[Stored records]
★ ★ ★
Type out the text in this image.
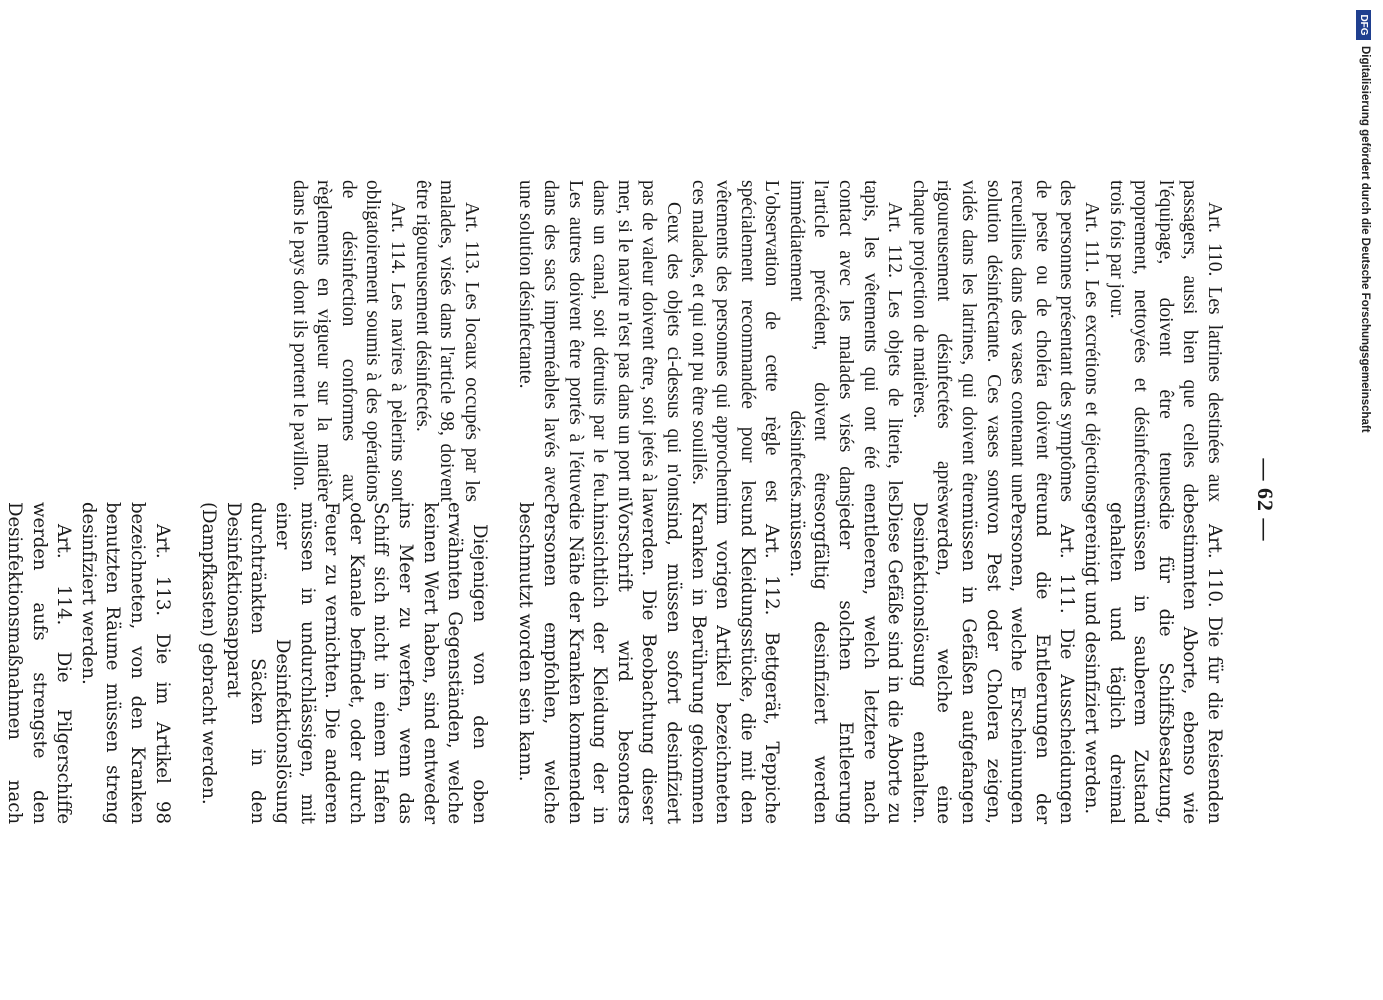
DFG
Digitalisierung gefördert durch die Deutsche Forschungsgemeinschaft
— 62 —

Art. 110. Les latrines destinées aux passagers, aussi bien que celles de l'équipage, doivent être tenues proprement, nettoyées et désinfectées trois fois par jour.

Art. 111. Les excrétions et déjections des personnes présentant des symptômes de peste ou de choléra doivent être recueillies dans des vases contenant une solution désinfectante. Ces vases sont vidés dans les latrines, qui doivent être rigoureusement désinfectées après chaque projection de matières.

Art. 112. Les objets de literie, les tapis, les vêtements qui ont été en contact avec les malades visés dans l'article précédent, doivent être immédiatement désinfectés. L'observation de cette règle est spécialement recommandée pour les vêtements des personnes qui approchent ces malades, et qui ont pu être souillés.

Ceux des objets ci-dessus qui n'ont pas de valeur doivent être, soit jetés à la mer, si le navire n'est pas dans un port ni dans un canal, soit détruits par le feu. Les autres doivent être portés à l'étuve dans des sacs imperméables lavés avec une solution désinfectante.

Art. 113. Les locaux occupés par les malades, visés dans l'article 98, doivent être rigoureusement désinfectés.

Art. 114. Les navires à pèlerins sont obligatoirement soumis à des opérations de désinfection conformes aux règlements en vigueur sur la matière dans le pays dont ils portent le pavillon.

Art. 110. Die für die Reisenden bestimmten Aborte, ebenso wie die für die Schiffsbesatzung, müssen in sauberem Zustand gehalten und täglich dreimal gereinigt und desinfiziert werden.

Art. 111. Die Ausscheidungen und die Entleerungen der Personen, welche Erscheinungen von Pest oder Cholera zeigen, müssen in Gefäßen aufgefangen werden, welche eine Desinfektionslösung enthalten. Diese Gefäße sind in die Aborte zu entleeren, welch letztere nach jeder solchen Entleerung sorgfältig desinfiziert werden müssen.

Art. 112. Bettgerät, Teppiche und Kleidungsstücke, die mit den im vorigen Artikel bezeichneten Kranken in Berührung gekommen sind, müssen sofort desinfiziert werden. Die Beobachtung dieser Vorschrift wird besonders hinsichtlich der Kleidung der in die Nähe der Kranken kommenden Personen empfohlen, welche beschmutzt worden sein kann.

Diejenigen von den oben erwähnten Gegenständen, welche keinen Wert haben, sind entweder ins Meer zu werfen, wenn das Schiff sich nicht in einem Hafen oder Kanale befindet, oder durch Feuer zu vernichten. Die anderen müssen in undurchlässigen, mit einer Desinfektionslösung durchtränkten Säcken in den Desinfektionsapparat (Dampfkasten) gebracht werden.

Art. 113. Die im Artikel 98 bezeichneten, von den Kranken benutzten Räume müssen streng desinfiziert werden.

Art. 114. Die Pilgerschiffe werden aufs strengste den Desinfektionsmaßnahmen nach
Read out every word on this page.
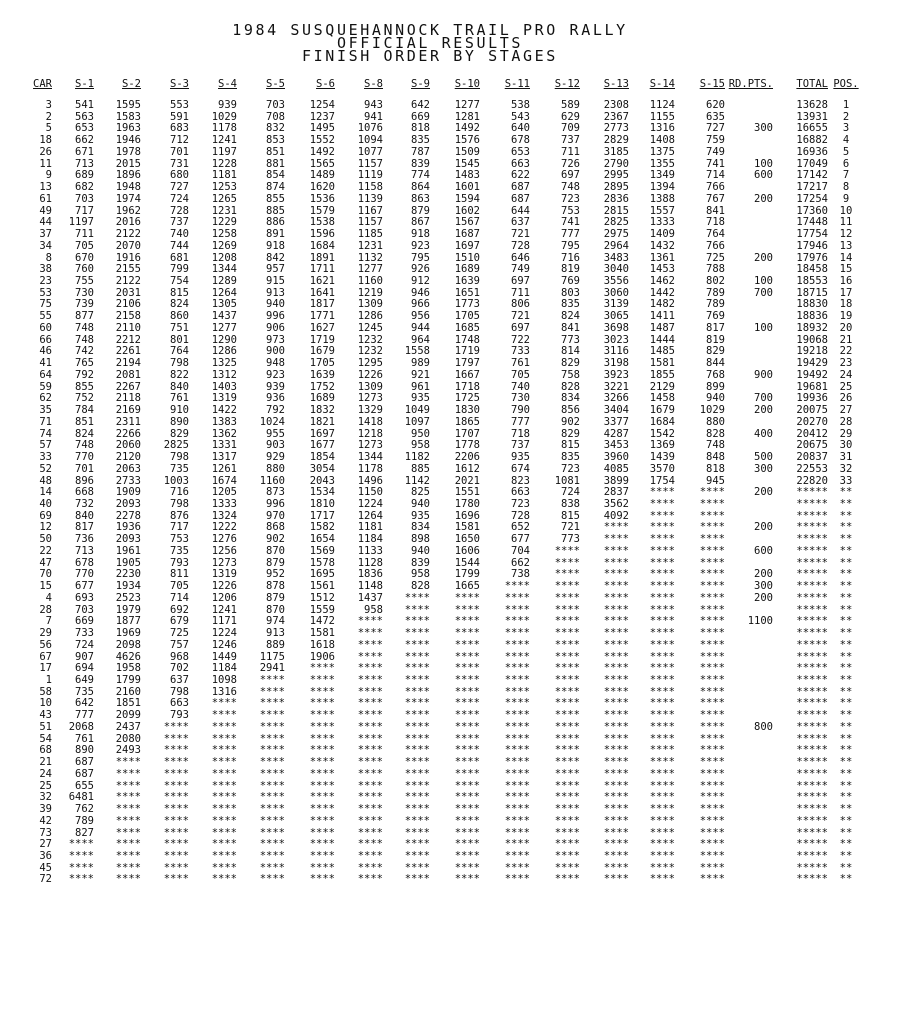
1984 SUSQUEHANNOCK TRAIL PRO RALLY
OFFICIAL RESULTS
FINISH ORDER BY STAGES
CAR	S-1	S-2	S-3	S-4	S-5	S-6	S-8	S-9	S-10	S-11	S-12	S-13	S-14	S-15	RD.PTS.	TOTAL	POS.
3	541	1595	553	939	703	1254	943	642	1277	538	589	2308	1124	620		13628	1
2	563	1583	591	1029	708	1237	941	669	1281	543	629	2367	1155	635		13931	2
5	653	1963	683	1178	832	1495	1076	818	1492	640	709	2773	1316	727	300	16655	3
18	662	1946	712	1241	853	1552	1094	835	1576	678	737	2829	1408	759		16882	4
26	671	1978	701	1197	851	1492	1077	787	1509	653	711	3185	1375	749		16936	5
11	713	2015	731	1228	881	1565	1157	839	1545	663	726	2790	1355	741	100	17049	6
9	689	1896	680	1181	854	1489	1119	774	1483	622	697	2995	1349	714	600	17142	7
13	682	1948	727	1253	874	1620	1158	864	1601	687	748	2895	1394	766		17217	8
61	703	1974	724	1265	855	1536	1139	863	1594	687	723	2836	1388	767	200	17254	9
49	717	1962	728	1231	885	1579	1167	879	1602	644	753	2815	1557	841		17360	10
44	1197	2016	737	1229	886	1538	1157	867	1567	637	741	2825	1333	718		17448	11
37	711	2122	740	1258	891	1596	1185	918	1687	721	777	2975	1409	764		17754	12
34	705	2070	744	1269	918	1684	1231	923	1697	728	795	2964	1432	766		17946	13
8	670	1916	681	1208	842	1891	1132	795	1510	646	716	3483	1361	725	200	17976	14
38	760	2155	799	1344	957	1711	1277	926	1689	749	819	3040	1453	788		18458	15
23	755	2122	754	1289	915	1621	1160	912	1639	697	769	3556	1462	802	100	18553	16
53	730	2031	815	1264	913	1641	1219	946	1651	711	803	3060	1442	789	700	18715	17
75	739	2106	824	1305	940	1817	1309	966	1773	806	835	3139	1482	789		18830	18
55	877	2158	860	1437	996	1771	1286	956	1705	721	824	3065	1411	769		18836	19
60	748	2110	751	1277	906	1627	1245	944	1685	697	841	3698	1487	817	100	18932	20
66	748	2212	801	1290	973	1719	1232	964	1748	722	773	3023	1444	819		19068	21
46	742	2261	764	1286	900	1679	1232	1558	1719	733	814	3116	1485	829		19218	22
41	765	2194	798	1325	948	1705	1295	989	1797	761	829	3198	1581	844		19429	23
64	792	2081	822	1312	923	1639	1226	921	1667	705	758	3923	1855	768	900	19492	24
59	855	2267	840	1403	939	1752	1309	961	1718	740	828	3221	2129	899		19681	25
62	752	2118	761	1319	936	1689	1273	935	1725	730	834	3266	1458	940	700	19936	26
35	784	2169	910	1422	792	1832	1329	1049	1830	790	856	3404	1679	1029	200	20075	27
71	851	2311	890	1383	1024	1821	1418	1097	1865	777	902	3377	1684	880		20270	28
74	824	2266	829	1362	955	1697	1218	950	1707	718	829	4287	1542	828	400	20412	29
57	748	2060	2825	1331	903	1677	1273	958	1778	737	815	3453	1369	748		20675	30
33	770	2120	798	1317	929	1854	1344	1182	2206	935	835	3960	1439	848	500	20837	31
52	701	2063	735	1261	880	3054	1178	885	1612	674	723	4085	3570	818	300	22553	32
48	896	2733	1003	1674	1160	2043	1496	1142	2021	823	1081	3899	1754	945		22820	33
14	668	1909	716	1205	873	1534	1150	825	1551	663	724	2837	****	****	200	*****	**
40	732	2093	798	1333	996	1810	1224	940	1780	723	838	3562	****	****		*****	**
69	840	2278	876	1324	970	1717	1264	935	1696	728	815	4092	****	****		*****	**
12	817	1936	717	1222	868	1582	1181	834	1581	652	721	****	****	****	200	*****	**
50	736	2093	753	1276	902	1654	1184	898	1650	677	773	****	****	****		*****	**
22	713	1961	735	1256	870	1569	1133	940	1606	704	****	****	****	****	600	*****	**
47	678	1905	793	1273	879	1578	1128	839	1544	662	****	****	****	****		*****	**
70	770	2230	811	1319	952	1695	1836	958	1799	738	****	****	****	****	200	*****	**
15	677	1934	705	1226	878	1561	1148	828	1665	****	****	****	****	****	300	*****	**
4	693	2523	714	1206	879	1512	1437	****	****	****	****	****	****	****	200	*****	**
28	703	1979	692	1241	870	1559	958	****	****	****	****	****	****	****		*****	**
7	669	1877	679	1171	974	1472	****	****	****	****	****	****	****	****	1100	*****	**
29	733	1969	725	1224	913	1581	****	****	****	****	****	****	****	****		*****	**
56	724	2098	757	1246	889	1618	****	****	****	****	****	****	****	****		*****	**
67	907	4626	968	1449	1175	1906	****	****	****	****	****	****	****	****		*****	**
17	694	1958	702	1184	2941	****	****	****	****	****	****	****	****	****		*****	**
1	649	1799	637	1098	****	****	****	****	****	****	****	****	****	****		*****	**
58	735	2160	798	1316	****	****	****	****	****	****	****	****	****	****		*****	**
10	642	1851	663	****	****	****	****	****	****	****	****	****	****	****		*****	**
43	777	2099	793	****	****	****	****	****	****	****	****	****	****	****		*****	**
51	2068	2437	****	****	****	****	****	****	****	****	****	****	****	****	800	*****	**
54	761	2080	****	****	****	****	****	****	****	****	****	****	****	****		*****	**
68	890	2493	****	****	****	****	****	****	****	****	****	****	****	****		*****	**
21	687	****	****	****	****	****	****	****	****	****	****	****	****	****		*****	**
24	687	****	****	****	****	****	****	****	****	****	****	****	****	****		*****	**
25	655	****	****	****	****	****	****	****	****	****	****	****	****	****		*****	**
32	6481	****	****	****	****	****	****	****	****	****	****	****	****	****		*****	**
39	762	****	****	****	****	****	****	****	****	****	****	****	****	****		*****	**
42	789	****	****	****	****	****	****	****	****	****	****	****	****	****		*****	**
73	827	****	****	****	****	****	****	****	****	****	****	****	****	****		*****	**
27	****	****	****	****	****	****	****	****	****	****	****	****	****	****		*****	**
36	****	****	****	****	****	****	****	****	****	****	****	****	****	****		*****	**
45	****	****	****	****	****	****	****	****	****	****	****	****	****	****		*****	**
72	****	****	****	****	****	****	****	****	****	****	****	****	****	****		*****	**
★ ★ ★
*Work to complete*
Pick out and copy the lines of the entries that hold the string "personnes".

*Solution*
Art. 111. Les excrétions et déjections des personnes présentant des symptômes de peste ou de choléra doivent être recueillies dans des vases contenant une solution désinfectante. Ces vases sont vidés dans les latrines, qui doivent être rigoureusement désinfectées après chaque projection de matières.
Art. 112. Les objets de literie, les tapis, les vêtements qui ont été en contact avec les malades visés dans l'article précédent, doivent être immédiatement désinfectés. L'observation de cette règle est spécialement recommandée pour les vêtements des personnes qui approchent ces malades, et qui ont pu être souillés.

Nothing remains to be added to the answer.